Pictures stay out of your copy, but everything else in the records below must be repeated exactly.
-------- DATA ENTRIES --------
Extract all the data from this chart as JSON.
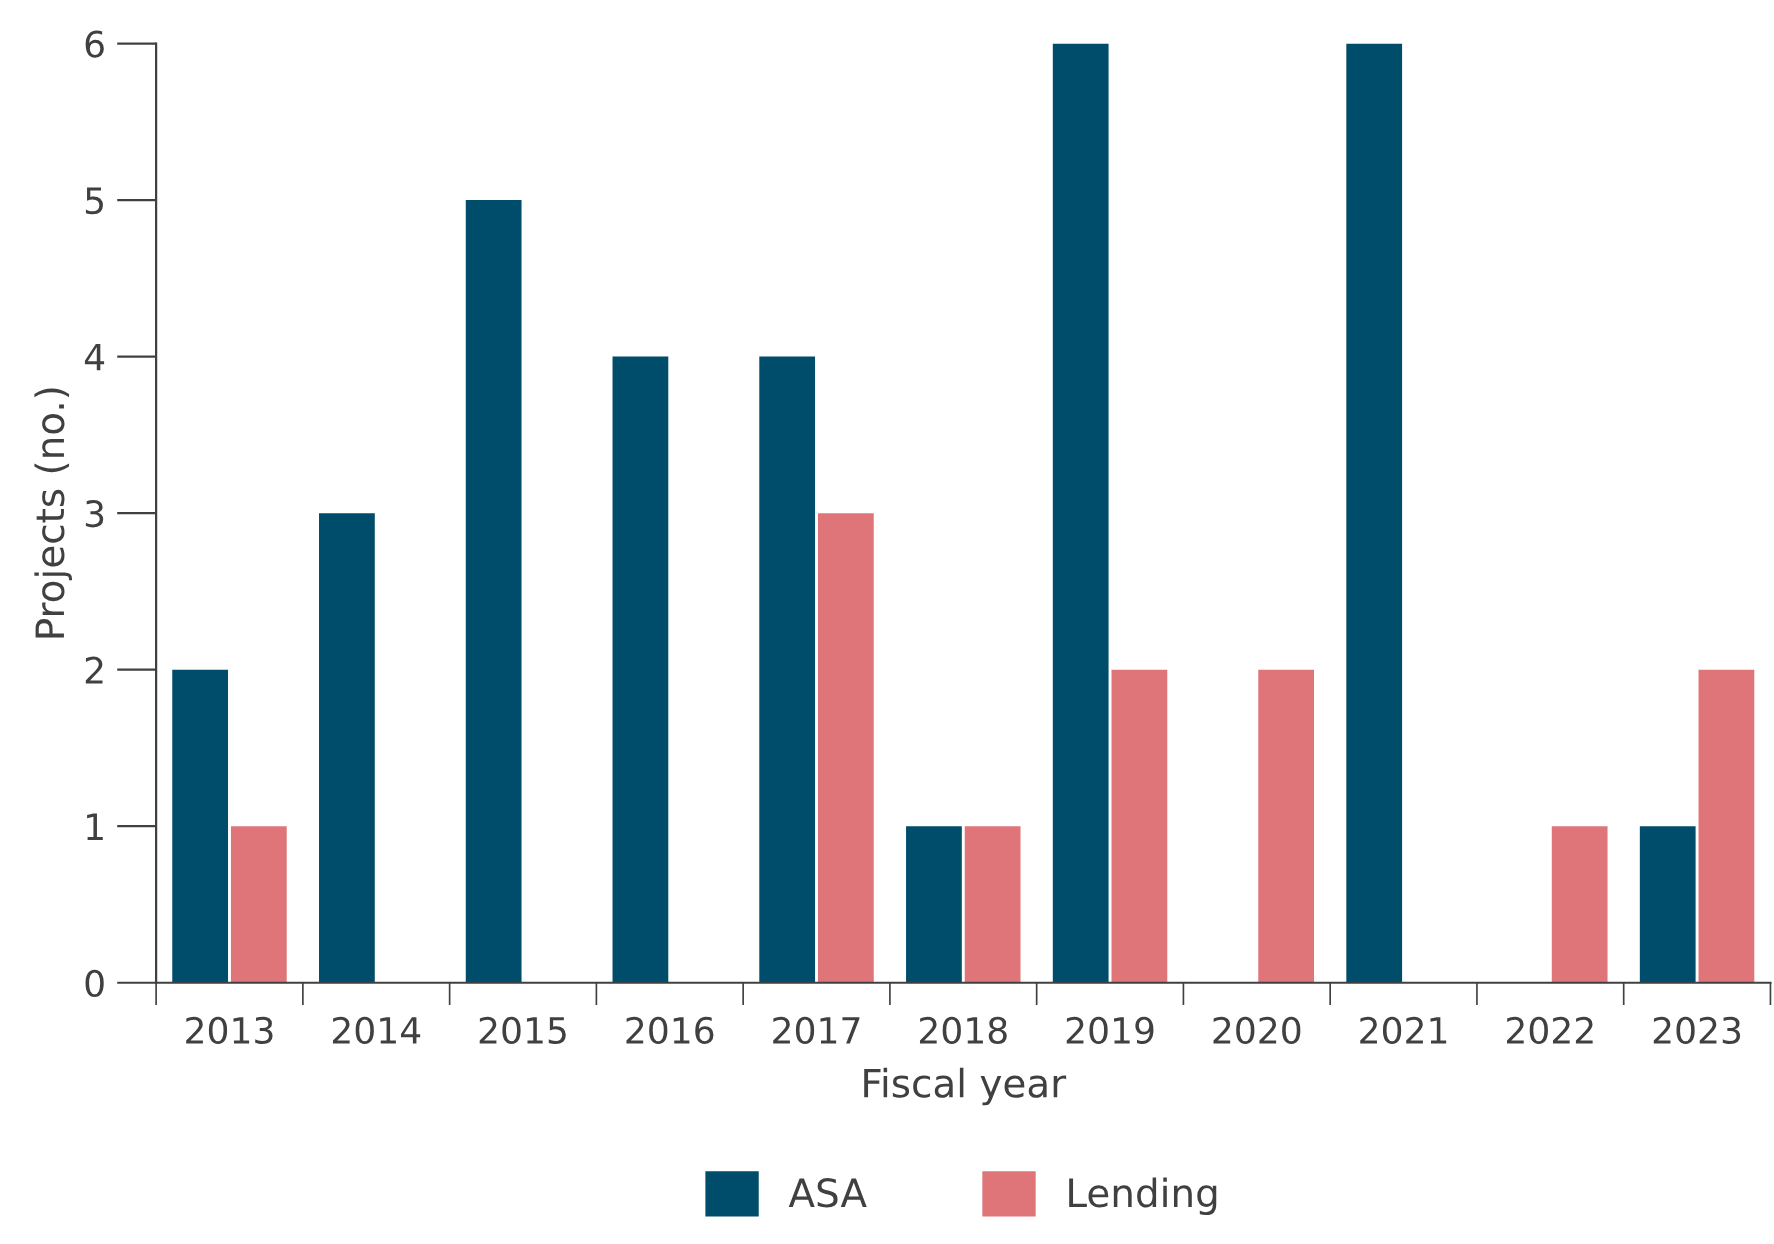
{
  "chart_data": {
    "type": "bar",
    "xlabel": "Fiscal year",
    "ylabel": "Projects (no.)",
    "categories": [
      "2013",
      "2014",
      "2015",
      "2016",
      "2017",
      "2018",
      "2019",
      "2020",
      "2021",
      "2022",
      "2023"
    ],
    "series": [
      {
        "name": "ASA",
        "color": "#004c6b",
        "values": [
          2,
          3,
          5,
          4,
          4,
          1,
          6,
          0,
          6,
          0,
          1
        ]
      },
      {
        "name": "Lending",
        "color": "#e07579",
        "values": [
          1,
          0,
          0,
          0,
          3,
          1,
          2,
          2,
          0,
          1,
          2
        ]
      }
    ],
    "ylim": [
      0,
      6
    ],
    "yticks": [
      0,
      1,
      2,
      3,
      4,
      5,
      6
    ],
    "grid": false,
    "legend": "bottom"
  }
}
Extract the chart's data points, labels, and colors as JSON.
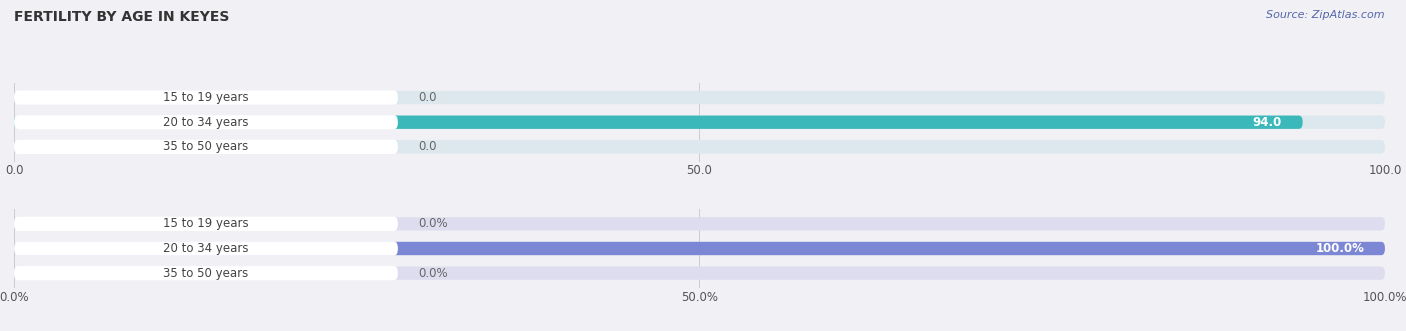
{
  "title": "FERTILITY BY AGE IN KEYES",
  "source": "Source: ZipAtlas.com",
  "top_chart": {
    "categories": [
      "15 to 19 years",
      "20 to 34 years",
      "35 to 50 years"
    ],
    "values": [
      0.0,
      94.0,
      0.0
    ],
    "max_value": 100.0,
    "bar_color": "#3ab8ba",
    "bar_bg_color": "#dde8ee",
    "label_pill_color": "#ffffff",
    "label_text_color": "#444444",
    "value_label_inside_color": "#ffffff",
    "value_label_outside_color": "#666666",
    "x_ticks": [
      0.0,
      50.0,
      100.0
    ],
    "x_tick_labels": [
      "0.0",
      "50.0",
      "100.0"
    ]
  },
  "bottom_chart": {
    "categories": [
      "15 to 19 years",
      "20 to 34 years",
      "35 to 50 years"
    ],
    "values": [
      0.0,
      100.0,
      0.0
    ],
    "max_value": 100.0,
    "bar_color": "#7b86d4",
    "bar_bg_color": "#ddddef",
    "label_pill_color": "#ffffff",
    "label_text_color": "#444444",
    "value_label_inside_color": "#ffffff",
    "value_label_outside_color": "#666666",
    "x_ticks": [
      0.0,
      50.0,
      100.0
    ],
    "x_tick_labels": [
      "0.0%",
      "50.0%",
      "100.0%"
    ]
  },
  "fig_bg_color": "#f0f0f5",
  "grid_color": "#cccccc",
  "title_fontsize": 10,
  "label_fontsize": 8.5,
  "tick_fontsize": 8.5,
  "source_fontsize": 8,
  "fig_width": 14.06,
  "fig_height": 3.31
}
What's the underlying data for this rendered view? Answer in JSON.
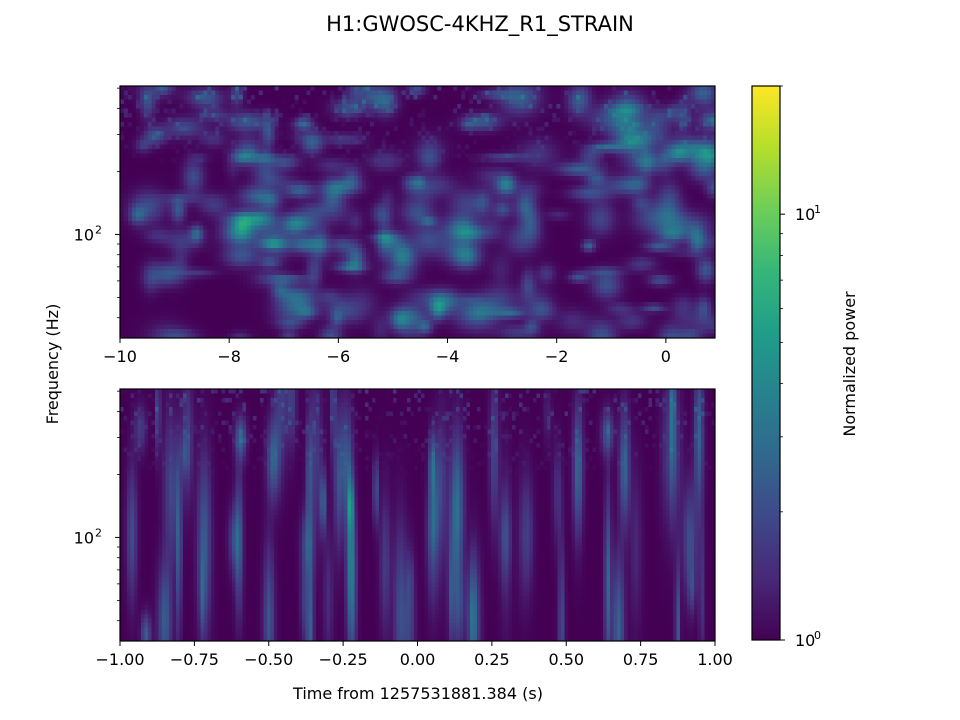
{
  "title": "H1:GWOSC-4KHZ_R1_STRAIN",
  "y_axis_label": "Frequency (Hz)",
  "colorbar_label": "Normalized power",
  "colorbar_ticks": [
    {
      "base": "10",
      "exp": "0",
      "value": 1
    },
    {
      "base": "10",
      "exp": "1",
      "value": 10
    }
  ],
  "colormap": [
    "#440154",
    "#482878",
    "#3e4989",
    "#31688e",
    "#26828e",
    "#1f9e89",
    "#35b779",
    "#6ece58",
    "#b5de2b",
    "#fde725"
  ],
  "chart_data": [
    {
      "type": "heatmap",
      "name": "q-transform-full",
      "x_range": [
        -10,
        0.9
      ],
      "x_ticks": [
        -10,
        -8,
        -6,
        -4,
        -2,
        0
      ],
      "x_tick_labels": [
        "−10",
        "−8",
        "−6",
        "−4",
        "−2",
        "0"
      ],
      "xlabel": "",
      "y_scale": "log",
      "y_range": [
        32,
        512
      ],
      "y_tick": {
        "value": 100,
        "base": "10",
        "exp": "2"
      },
      "color_scale": "log",
      "color_range": [
        1,
        20
      ]
    },
    {
      "type": "heatmap",
      "name": "q-transform-zoom",
      "x_range": [
        -1,
        1
      ],
      "x_ticks": [
        -1,
        -0.75,
        -0.5,
        -0.25,
        0,
        0.25,
        0.5,
        0.75,
        1
      ],
      "x_tick_labels": [
        "−1.00",
        "−0.75",
        "−0.50",
        "−0.25",
        "0.00",
        "0.25",
        "0.50",
        "0.75",
        "1.00"
      ],
      "xlabel": "Time from 1257531881.384 (s)",
      "y_scale": "log",
      "y_range": [
        32,
        512
      ],
      "y_tick": {
        "value": 100,
        "base": "10",
        "exp": "2"
      },
      "color_scale": "log",
      "color_range": [
        1,
        20
      ]
    }
  ]
}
--------
### FINISHED TASK
Extract all the data from this chart as JSON.
{
  "chart_data": {
    "type": "bar",
    "xlabel": "Fiscal year",
    "ylabel": "Projects (no.)",
    "categories": [
      "2013",
      "2014",
      "2015",
      "2016",
      "2017",
      "2018",
      "2019",
      "2020",
      "2021",
      "2022",
      "2023"
    ],
    "series": [
      {
        "name": "ASA",
        "color": "#004c6b",
        "values": [
          2,
          3,
          5,
          4,
          4,
          1,
          6,
          0,
          6,
          0,
          1
        ]
      },
      {
        "name": "Lending",
        "color": "#e07579",
        "values": [
          1,
          0,
          0,
          0,
          3,
          1,
          2,
          2,
          0,
          1,
          2
        ]
      }
    ],
    "ylim": [
      0,
      6
    ],
    "yticks": [
      0,
      1,
      2,
      3,
      4,
      5,
      6
    ],
    "grid": false,
    "legend": "bottom"
  }
}
Extract the chart's data points, labels, and colors as JSON.
{
  "title": "FERTILITY BY AGE IN KEYES",
  "source": "Source: ZipAtlas.com",
  "top_chart": {
    "categories": [
      "15 to 19 years",
      "20 to 34 years",
      "35 to 50 years"
    ],
    "values": [
      0.0,
      94.0,
      0.0
    ],
    "max_value": 100.0,
    "bar_color": "#3ab8ba",
    "bar_bg_color": "#dde8ee",
    "label_pill_color": "#ffffff",
    "label_text_color": "#444444",
    "value_label_inside_color": "#ffffff",
    "value_label_outside_color": "#666666",
    "x_ticks": [
      0.0,
      50.0,
      100.0
    ],
    "x_tick_labels": [
      "0.0",
      "50.0",
      "100.0"
    ]
  },
  "bottom_chart": {
    "categories": [
      "15 to 19 years",
      "20 to 34 years",
      "35 to 50 years"
    ],
    "values": [
      0.0,
      100.0,
      0.0
    ],
    "max_value": 100.0,
    "bar_color": "#7b86d4",
    "bar_bg_color": "#ddddef",
    "label_pill_color": "#ffffff",
    "label_text_color": "#444444",
    "value_label_inside_color": "#ffffff",
    "value_label_outside_color": "#666666",
    "x_ticks": [
      0.0,
      50.0,
      100.0
    ],
    "x_tick_labels": [
      "0.0%",
      "50.0%",
      "100.0%"
    ]
  },
  "fig_bg_color": "#f0f0f5",
  "grid_color": "#cccccc",
  "title_fontsize": 10,
  "label_fontsize": 8.5,
  "tick_fontsize": 8.5,
  "source_fontsize": 8,
  "fig_width": 14.06,
  "fig_height": 3.31
}
What's the underlying data for this rendered view? Answer in JSON.
{
  "title": "H1:GWOSC-4KHZ_R1_STRAIN",
  "y_axis_label": "Frequency (Hz)",
  "colorbar_label": "Normalized power",
  "colorbar_ticks": [
    {
      "base": "10",
      "exp": "0",
      "value": 1
    },
    {
      "base": "10",
      "exp": "1",
      "value": 10
    }
  ],
  "colormap": [
    "#440154",
    "#482878",
    "#3e4989",
    "#31688e",
    "#26828e",
    "#1f9e89",
    "#35b779",
    "#6ece58",
    "#b5de2b",
    "#fde725"
  ],
  "chart_data": [
    {
      "type": "heatmap",
      "name": "q-transform-full",
      "x_range": [
        -10,
        0.9
      ],
      "x_ticks": [
        -10,
        -8,
        -6,
        -4,
        -2,
        0
      ],
      "x_tick_labels": [
        "−10",
        "−8",
        "−6",
        "−4",
        "−2",
        "0"
      ],
      "xlabel": "",
      "y_scale": "log",
      "y_range": [
        32,
        512
      ],
      "y_tick": {
        "value": 100,
        "base": "10",
        "exp": "2"
      },
      "color_scale": "log",
      "color_range": [
        1,
        20
      ]
    },
    {
      "type": "heatmap",
      "name": "q-transform-zoom",
      "x_range": [
        -1,
        1
      ],
      "x_ticks": [
        -1,
        -0.75,
        -0.5,
        -0.25,
        0,
        0.25,
        0.5,
        0.75,
        1
      ],
      "x_tick_labels": [
        "−1.00",
        "−0.75",
        "−0.50",
        "−0.25",
        "0.00",
        "0.25",
        "0.50",
        "0.75",
        "1.00"
      ],
      "xlabel": "Time from 1257531881.384 (s)",
      "y_scale": "log",
      "y_range": [
        32,
        512
      ],
      "y_tick": {
        "value": 100,
        "base": "10",
        "exp": "2"
      },
      "color_scale": "log",
      "color_range": [
        1,
        20
      ]
    }
  ]
}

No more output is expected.